» **Request**: Write out the whole listing again, exactly.

Data entries:
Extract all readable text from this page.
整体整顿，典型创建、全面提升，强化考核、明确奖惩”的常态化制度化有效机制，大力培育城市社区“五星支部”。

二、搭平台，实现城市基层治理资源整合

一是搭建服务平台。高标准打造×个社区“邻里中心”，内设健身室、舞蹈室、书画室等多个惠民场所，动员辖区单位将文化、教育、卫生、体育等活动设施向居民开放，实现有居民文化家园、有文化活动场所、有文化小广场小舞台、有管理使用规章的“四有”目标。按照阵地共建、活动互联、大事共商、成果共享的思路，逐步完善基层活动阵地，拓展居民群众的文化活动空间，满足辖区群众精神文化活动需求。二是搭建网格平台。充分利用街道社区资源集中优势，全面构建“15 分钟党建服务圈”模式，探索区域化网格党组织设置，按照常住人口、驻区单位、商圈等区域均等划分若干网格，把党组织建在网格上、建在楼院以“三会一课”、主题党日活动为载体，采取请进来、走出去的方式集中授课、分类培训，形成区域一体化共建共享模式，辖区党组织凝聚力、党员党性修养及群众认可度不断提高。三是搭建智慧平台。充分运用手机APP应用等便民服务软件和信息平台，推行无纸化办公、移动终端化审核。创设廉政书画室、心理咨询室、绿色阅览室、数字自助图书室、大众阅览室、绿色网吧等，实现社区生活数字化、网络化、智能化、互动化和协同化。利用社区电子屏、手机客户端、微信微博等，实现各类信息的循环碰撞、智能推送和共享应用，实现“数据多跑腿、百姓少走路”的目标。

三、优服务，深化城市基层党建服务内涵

» **Exercise result**:
Extract all readable text from this page.
整体整顿，典型创建、全面提升，强化考核、明确奖惩”的常态化制度化有效机制，大力培育城市社区“五星支部”。

二、搭平台，实现城市基层治理资源整合

一是搭建服务平台。高标准打造×个社区“邻里中心”，内设健身室、舞蹈室、书画室等多个惠民场所，动员辖区单位将文化、教育、卫生、体育等活动设施向居民开放，实现有居民文化家园、有文化活动场所、有文化小广场小舞台、有管理使用规章的“四有”目标。按照阵地共建、活动互联、大事共商、成果共享的思路，逐步完善基层活动阵地，拓展居民群众的文化活动空间，满足辖区群众精神文化活动需求。二是搭建网格平台。充分利用街道社区资源集中优势，全面构建“15 分钟党建服务圈”模式，探索区域化网格党组织设置，按照常住人口、驻区单位、商圈等区域均等划分若干网格，把党组织建在网格上、建在楼院以“三会一课”、主题党日活动为载体，采取请进来、走出去的方式集中授课、分类培训，形成区域一体化共建共享模式，辖区党组织凝聚力、党员党性修养及群众认可度不断提高。三是搭建智慧平台。充分运用手机APP应用等便民服务软件和信息平台，推行无纸化办公、移动终端化审核。创设廉政书画室、心理咨询室、绿色阅览室、数字自助图书室、大众阅览室、绿色网吧等，实现社区生活数字化、网络化、智能化、互动化和协同化。利用社区电子屏、手机客户端、微信微博等，实现各类信息的循环碰撞、智能推送和共享应用，实现“数据多跑腿、百姓少走路”的目标。

三、优服务，深化城市基层党建服务内涵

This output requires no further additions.